## TASK INSTRUCTIONS
Repeat verbatim the lines of the data below, beginning with the line containing "Extract all readable text from this page." and continuing to the end.

## RECORDS SUPPLIED
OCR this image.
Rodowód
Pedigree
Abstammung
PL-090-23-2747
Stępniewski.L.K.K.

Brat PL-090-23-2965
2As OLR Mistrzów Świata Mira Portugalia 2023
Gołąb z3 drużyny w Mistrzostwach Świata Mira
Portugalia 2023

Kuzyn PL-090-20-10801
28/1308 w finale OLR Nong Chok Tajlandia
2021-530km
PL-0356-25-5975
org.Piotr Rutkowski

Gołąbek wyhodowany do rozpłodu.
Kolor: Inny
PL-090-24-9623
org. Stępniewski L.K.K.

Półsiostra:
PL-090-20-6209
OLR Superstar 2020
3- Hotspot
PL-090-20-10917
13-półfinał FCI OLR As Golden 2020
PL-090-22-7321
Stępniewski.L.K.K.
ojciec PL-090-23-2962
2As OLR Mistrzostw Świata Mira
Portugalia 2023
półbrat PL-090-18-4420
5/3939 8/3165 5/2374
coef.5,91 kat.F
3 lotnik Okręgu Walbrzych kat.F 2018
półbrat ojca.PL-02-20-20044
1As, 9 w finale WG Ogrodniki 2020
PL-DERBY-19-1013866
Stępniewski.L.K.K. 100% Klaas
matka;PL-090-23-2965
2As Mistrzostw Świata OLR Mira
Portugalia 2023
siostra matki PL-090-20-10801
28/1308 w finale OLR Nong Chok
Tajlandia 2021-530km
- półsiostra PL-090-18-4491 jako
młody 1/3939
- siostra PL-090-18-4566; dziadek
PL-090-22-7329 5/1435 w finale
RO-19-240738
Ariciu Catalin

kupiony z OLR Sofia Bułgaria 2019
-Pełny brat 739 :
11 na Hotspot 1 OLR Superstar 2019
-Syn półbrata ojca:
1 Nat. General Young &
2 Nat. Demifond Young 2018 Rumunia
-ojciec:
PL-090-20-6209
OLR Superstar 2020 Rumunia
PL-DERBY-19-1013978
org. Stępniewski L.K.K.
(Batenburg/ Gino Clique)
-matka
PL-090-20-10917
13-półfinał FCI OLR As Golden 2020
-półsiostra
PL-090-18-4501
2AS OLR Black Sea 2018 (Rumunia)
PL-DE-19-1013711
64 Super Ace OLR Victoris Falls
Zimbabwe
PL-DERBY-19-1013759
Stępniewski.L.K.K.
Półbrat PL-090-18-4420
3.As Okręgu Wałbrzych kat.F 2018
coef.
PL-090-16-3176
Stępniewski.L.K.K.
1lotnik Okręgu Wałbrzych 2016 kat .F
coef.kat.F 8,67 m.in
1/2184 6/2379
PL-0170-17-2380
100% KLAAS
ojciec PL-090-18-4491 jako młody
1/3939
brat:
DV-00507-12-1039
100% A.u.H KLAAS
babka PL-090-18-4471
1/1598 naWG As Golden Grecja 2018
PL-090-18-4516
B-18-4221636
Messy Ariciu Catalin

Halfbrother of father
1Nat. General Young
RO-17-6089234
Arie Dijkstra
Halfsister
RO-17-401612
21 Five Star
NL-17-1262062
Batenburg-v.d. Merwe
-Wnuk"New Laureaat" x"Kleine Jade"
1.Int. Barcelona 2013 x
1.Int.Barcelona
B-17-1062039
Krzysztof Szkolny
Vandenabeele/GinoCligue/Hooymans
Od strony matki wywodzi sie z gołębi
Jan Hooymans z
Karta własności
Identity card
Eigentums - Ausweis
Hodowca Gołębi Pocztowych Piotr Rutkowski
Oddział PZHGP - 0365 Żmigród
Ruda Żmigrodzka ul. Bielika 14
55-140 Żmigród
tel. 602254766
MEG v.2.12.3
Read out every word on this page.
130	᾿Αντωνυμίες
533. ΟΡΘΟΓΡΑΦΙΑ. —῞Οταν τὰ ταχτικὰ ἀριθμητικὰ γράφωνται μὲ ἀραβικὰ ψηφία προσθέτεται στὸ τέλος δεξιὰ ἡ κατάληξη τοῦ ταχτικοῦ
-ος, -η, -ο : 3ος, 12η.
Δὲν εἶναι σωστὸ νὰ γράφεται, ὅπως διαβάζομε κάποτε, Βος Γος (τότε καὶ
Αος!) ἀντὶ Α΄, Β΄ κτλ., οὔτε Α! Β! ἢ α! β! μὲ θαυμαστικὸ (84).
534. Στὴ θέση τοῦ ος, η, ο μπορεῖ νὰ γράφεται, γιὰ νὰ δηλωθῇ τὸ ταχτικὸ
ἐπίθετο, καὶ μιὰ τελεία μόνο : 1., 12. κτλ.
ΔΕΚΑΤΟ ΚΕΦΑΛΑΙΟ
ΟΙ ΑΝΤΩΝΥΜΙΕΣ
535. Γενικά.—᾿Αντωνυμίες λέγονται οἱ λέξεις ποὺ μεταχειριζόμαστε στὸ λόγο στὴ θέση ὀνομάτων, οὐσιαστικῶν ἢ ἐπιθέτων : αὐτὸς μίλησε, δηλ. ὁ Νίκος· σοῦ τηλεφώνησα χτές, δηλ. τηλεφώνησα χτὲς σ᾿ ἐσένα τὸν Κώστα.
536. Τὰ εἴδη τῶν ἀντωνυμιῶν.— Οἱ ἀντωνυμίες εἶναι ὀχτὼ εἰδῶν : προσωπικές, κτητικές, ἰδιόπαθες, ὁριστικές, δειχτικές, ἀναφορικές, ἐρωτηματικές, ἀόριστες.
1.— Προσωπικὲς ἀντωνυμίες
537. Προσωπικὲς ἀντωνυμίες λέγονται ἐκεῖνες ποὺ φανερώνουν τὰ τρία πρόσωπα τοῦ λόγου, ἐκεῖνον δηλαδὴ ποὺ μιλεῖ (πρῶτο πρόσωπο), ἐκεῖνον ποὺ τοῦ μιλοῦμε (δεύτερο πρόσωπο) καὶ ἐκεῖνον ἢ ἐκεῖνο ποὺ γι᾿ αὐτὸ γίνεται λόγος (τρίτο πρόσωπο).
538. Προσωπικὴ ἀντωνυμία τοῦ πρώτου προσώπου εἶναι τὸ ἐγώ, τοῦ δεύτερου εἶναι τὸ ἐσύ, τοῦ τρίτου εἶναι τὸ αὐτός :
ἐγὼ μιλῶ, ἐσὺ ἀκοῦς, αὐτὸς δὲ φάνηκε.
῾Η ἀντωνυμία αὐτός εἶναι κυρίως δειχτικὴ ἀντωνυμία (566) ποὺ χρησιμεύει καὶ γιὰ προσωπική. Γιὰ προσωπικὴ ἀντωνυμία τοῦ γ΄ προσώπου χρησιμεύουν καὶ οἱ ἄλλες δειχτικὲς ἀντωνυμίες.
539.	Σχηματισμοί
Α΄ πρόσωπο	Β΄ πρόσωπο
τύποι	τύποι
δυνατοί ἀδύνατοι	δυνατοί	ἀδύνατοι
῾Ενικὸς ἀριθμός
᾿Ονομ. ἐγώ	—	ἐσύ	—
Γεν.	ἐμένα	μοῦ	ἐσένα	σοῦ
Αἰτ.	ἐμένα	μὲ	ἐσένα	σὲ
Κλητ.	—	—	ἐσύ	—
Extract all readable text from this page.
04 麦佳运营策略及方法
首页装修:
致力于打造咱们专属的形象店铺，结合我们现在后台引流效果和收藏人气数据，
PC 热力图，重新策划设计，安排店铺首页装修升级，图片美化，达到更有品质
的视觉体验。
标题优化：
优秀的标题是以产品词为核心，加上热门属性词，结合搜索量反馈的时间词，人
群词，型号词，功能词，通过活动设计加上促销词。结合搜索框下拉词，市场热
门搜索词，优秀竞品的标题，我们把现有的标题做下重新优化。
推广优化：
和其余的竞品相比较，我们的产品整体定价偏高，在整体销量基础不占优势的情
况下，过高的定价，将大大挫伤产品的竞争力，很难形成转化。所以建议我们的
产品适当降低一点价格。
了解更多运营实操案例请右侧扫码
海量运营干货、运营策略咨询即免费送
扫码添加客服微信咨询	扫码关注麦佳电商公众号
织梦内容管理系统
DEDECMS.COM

## FINAL RESULT
Extract all readable text from this page.
04 麦佳运营策略及方法
首页装修:
致力于打造咱们专属的形象店铺，结合我们现在后台引流效果和收藏人气数据，
PC 热力图，重新策划设计，安排店铺首页装修升级，图片美化，达到更有品质
的视觉体验。
标题优化：
优秀的标题是以产品词为核心，加上热门属性词，结合搜索量反馈的时间词，人
群词，型号词，功能词，通过活动设计加上促销词。结合搜索框下拉词，市场热
门搜索词，优秀竞品的标题，我们把现有的标题做下重新优化。
推广优化：
和其余的竞品相比较，我们的产品整体定价偏高，在整体销量基础不占优势的情
况下，过高的定价，将大大挫伤产品的竞争力，很难形成转化。所以建议我们的
产品适当降低一点价格。
了解更多运营实操案例请右侧扫码
海量运营干货、运营策略咨询即免费送
扫码添加客服微信咨询	扫码关注麦佳电商公众号
织梦内容管理系统
DEDECMS.COM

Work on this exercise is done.